Travail demandé =
A – Répondez aux questions suivantes à l'aide de l'extrait sur le stockage de l'énergie :
(i) Quelle start-up a reçu un prix de l'innovation au salon CES de Las Vegas début 2022 ?
(ii) À partir de quand l'expérimentation en mer de l'« Ocean battery » est-elle annoncée ?
(iii) D'après le passage sur les « heures creuses », quels usages les particuliers et les entreprises y font-ils déjà fonctionner ?
B – Modifiez un passage de l'extrait sur le stockage de l'énergie. Reprenez-le à partir des mots « La prochaine fois » et arrêtez-vous après « lave-vaisselle etc. également. », en remplaçant « tarte » par « quiche ».
C – Poursuivez l'extrait sur le stockage de l'énergie à partir de sa dernière phrase.

Texte de référence =
-.-.-

Ils estiment que leur technologie laisse notamment entrevoir une alternative prometteuse pour le stockage des énergies renouvelables. « Pour relever le défi de la durabilité à l’échelle d’une civilisation, nous avons besoin de tous les outils possibles » précisent-ils.
le but n est pas de retarder des traitements non urgents pour les effectuer à un moments où l électricité est moins chère, ce qui n a rien de nouveau, mais d anticiper le traitement de données incomplètes, élémentaires pour les réutiliser par la suite. traitement probable. les exemples sont mal choisis (convertir une vidéo avant qu elle existe ?) et les explications sur l’innovation réelle, très floues
Autre innovation dans le stockage = La start-up néerlandaise Ocean Grazer a reçu un prix de l’innovation au salon CES de Las Vegas début 2022 pour sa « batterie océanique ». Présentation de ce système de stockage d’électricité en profondeur.
« Ocean battery » : le principe d’une mini « STEP »posee sur le fond de l ocean. Experimentation en mer des 2025
Ils ne stockent rien, c’est juste différer une conso vers le moment où l’électricité est moins chère. Ce que beaucoup de particuliers et d’entreprises font déjà avec les « heures creuses » pour faire fonctionner chauffe-eau, lave-linge, recharge VE…Pas idiot mais pas nouveau!
La prochaine fois que ma femme voudra préparer une tarte, je lui dirai « d’accord mais tu la mets au four à 3h du mat »! 🙂
Les fours sont programmables depuis longtemps. Les lave-linge, lave-vaisselle etc. également.
Mais si vous aviez raté l’info comme quoi les hommes peuvent aussi aller dans la cuisine, cela va vous faire beaucoup à rattraper.
Publish or perish
Je pense que ce n’est qu’un paramètre nouveau dans l’affectation du niveau de priorité des différentes taches qui sont en fournées dans le pipeline des systèmes informatique. De nombreuses activités de calcul ne sont pas à un jour, ou même une semaine, près. Elles peuvent être remises aux calendes grecques sous réserve du positionnement d’un butoir dont l’approche les rends hautement prioritaire.

-.-.-

Bloc de données =
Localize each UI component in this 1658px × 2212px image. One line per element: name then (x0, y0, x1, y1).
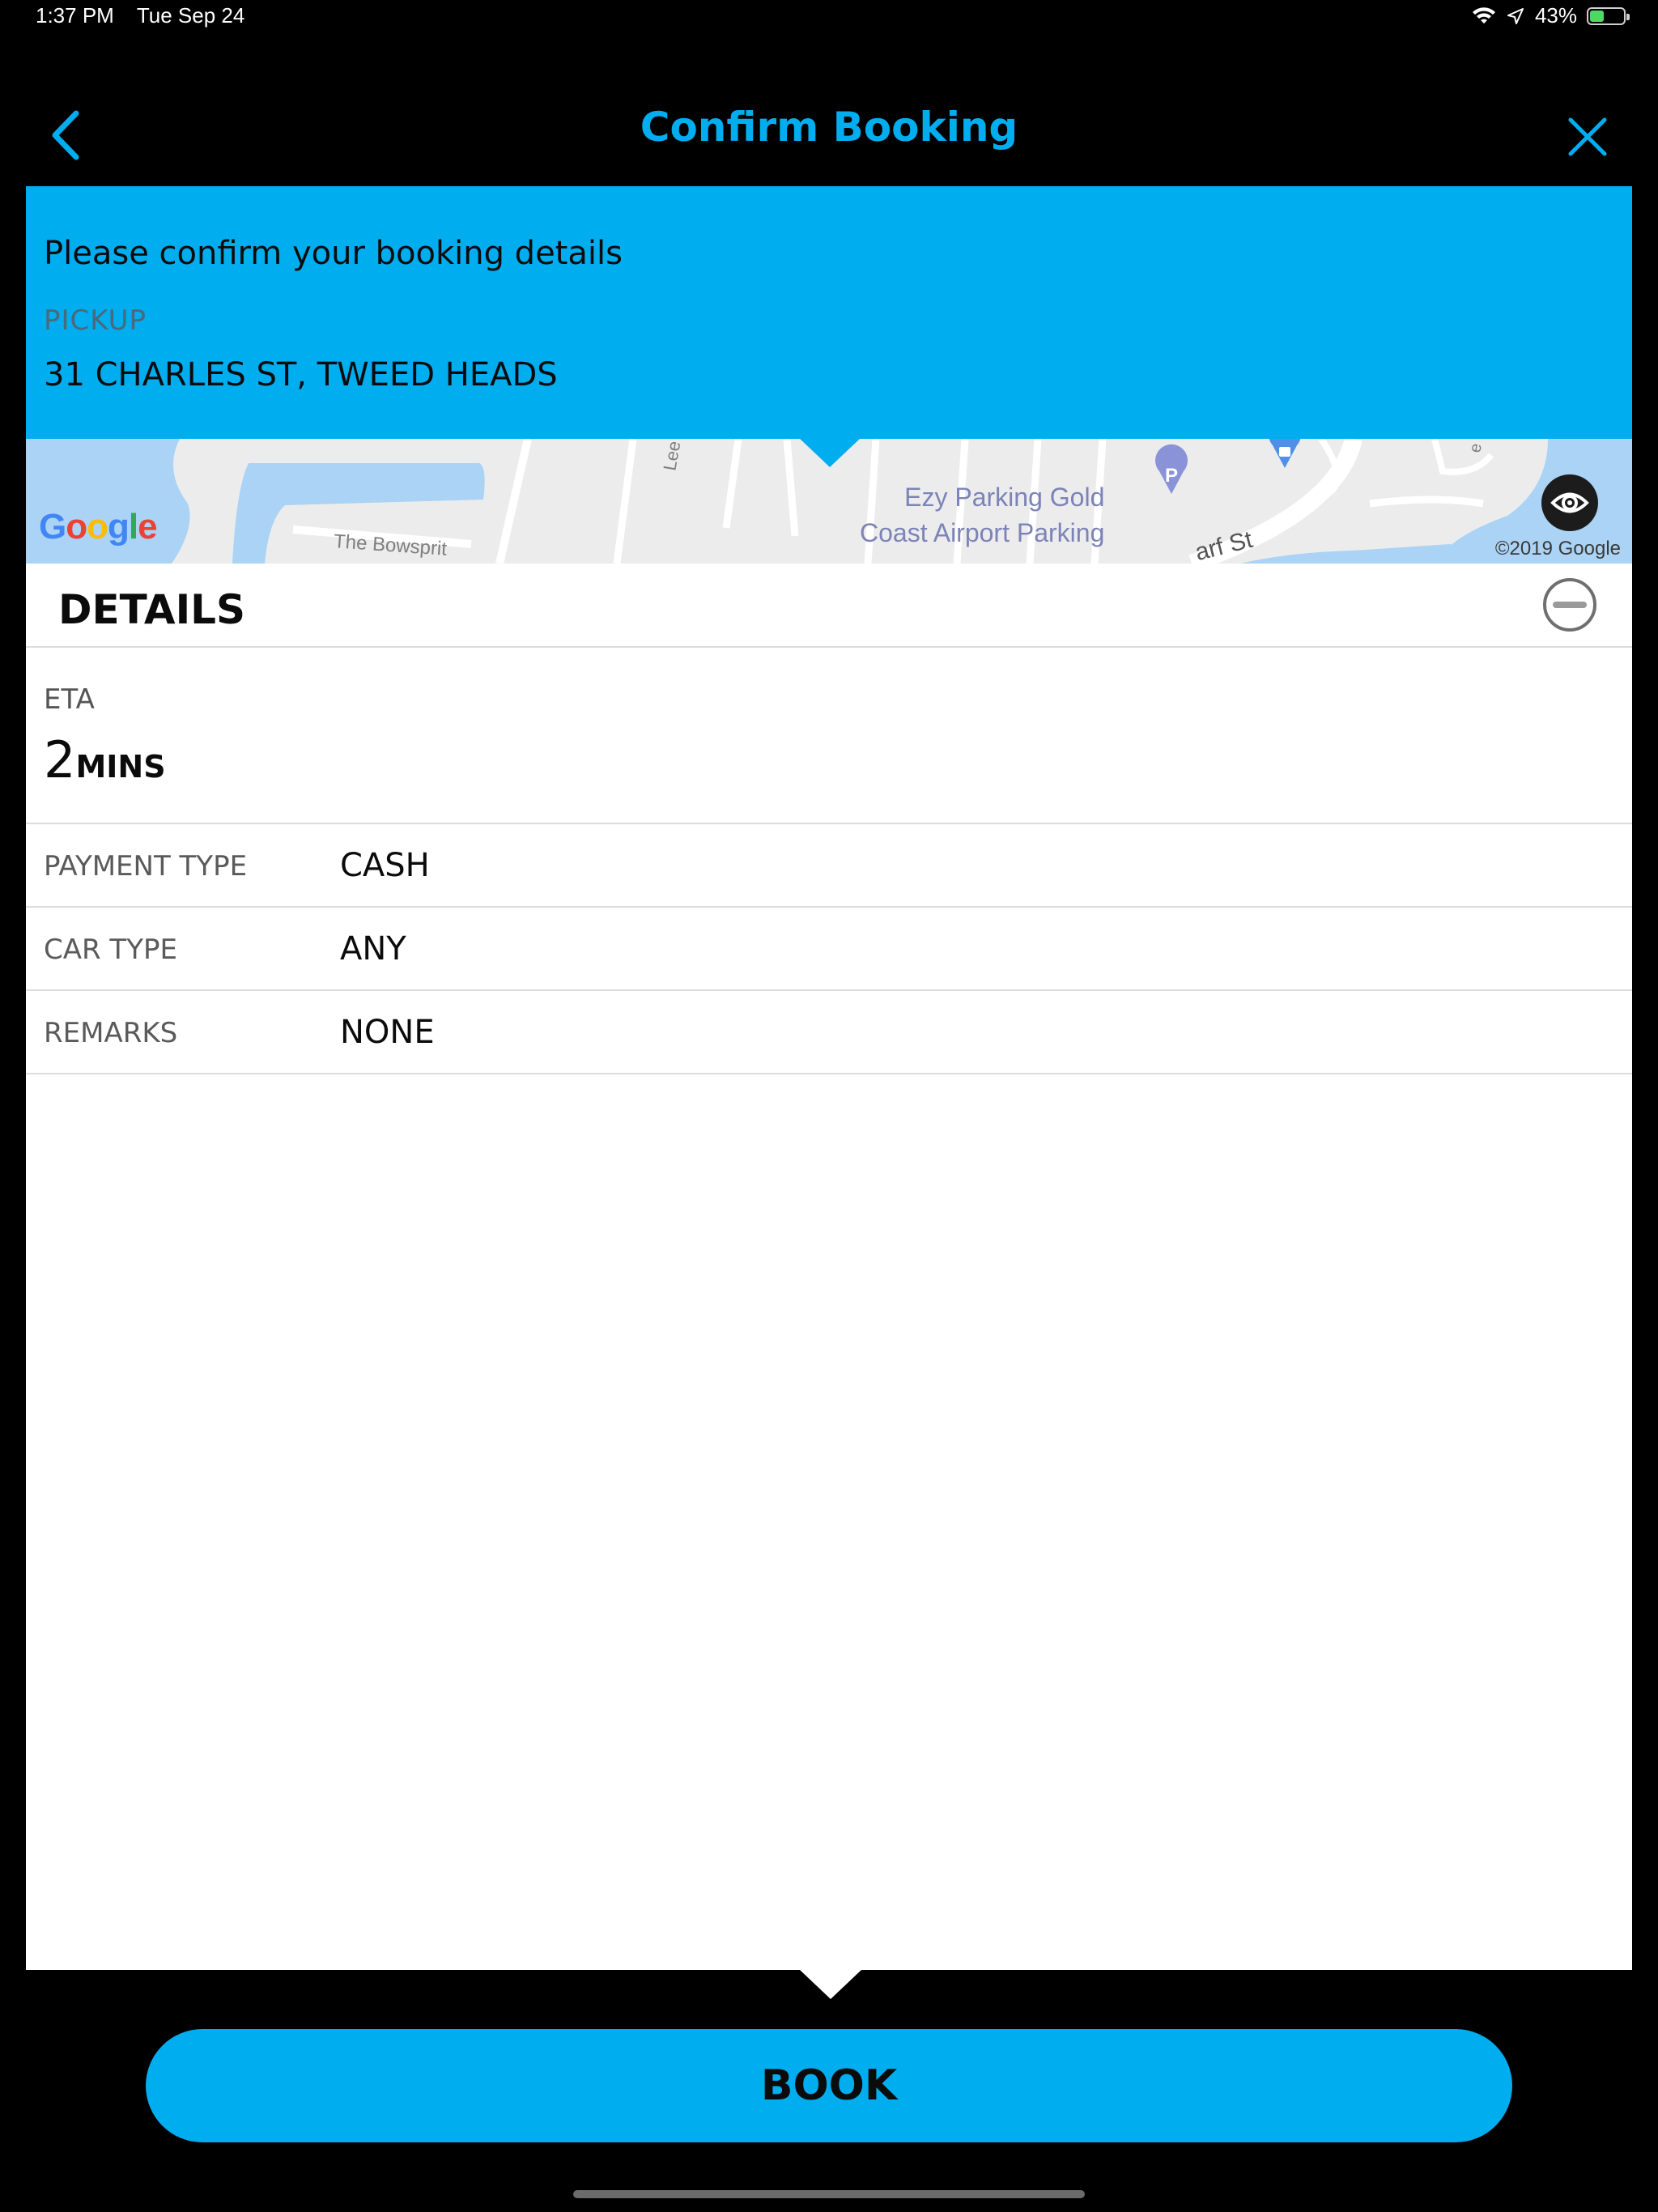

-.-.-

Réponses attendues =
A –
(i) La start-up néerlandaise Ocean Grazer.
(ii) Dès 2025.
(iii) Le chauffe-eau, le lave-linge et la recharge VE.

B –
La prochaine fois que ma femme voudra préparer une quiche, je lui dirai « d’accord mais tu la mets au four à 3h du mat »! 🙂
Les fours sont programmables depuis longtemps. Les lave-linge, lave-vaisselle etc. également.

C –
Anticiper une exécution n’a aucune signification en pratique car dans le pire des cas lorsqu’une exécution est demandé. C’est au pire…. des que possible.
Le calcul est effectué à la demande mais aussi consommé dès le résultat obtenu.
Ils ne stockent rien ici, ils ne font que consommer l’électricité excédentaire en la transformant en énergie calorique.
C’est ce qui est déjà fait en minant de la blockchain sur l’excédant.
En fait Qarnot en France le fait depuis des années.
D’accord à 100%… Rien de nouveau sur la planète mais c’est dit autrement pour passionner les investisseurs: le Big Bang une explosion d’information…
Si j’ai bien compris, ce n’est pas le principe utilisé ici. Qarnot utilise le principe de « réutilisation de la chaleur fatale », donc vendre des ressources de calculs en réutilisant la chaleur normalement perdue pour du chauffage. Ici c’est vendre de la puissance de calcul qui peut être différée, donc precalculer au moment des pics de production pour simplifier certains calculs lors des phases de productions basses. L’article ne le dit pas mais la technique de calcul doit être probablement basée sur une variante du « mapreduce ».
Pas assez calé pour évaluer l’idée mais je trouve très malin ce chauffe-eau de l’information qui tourne en heures creuses.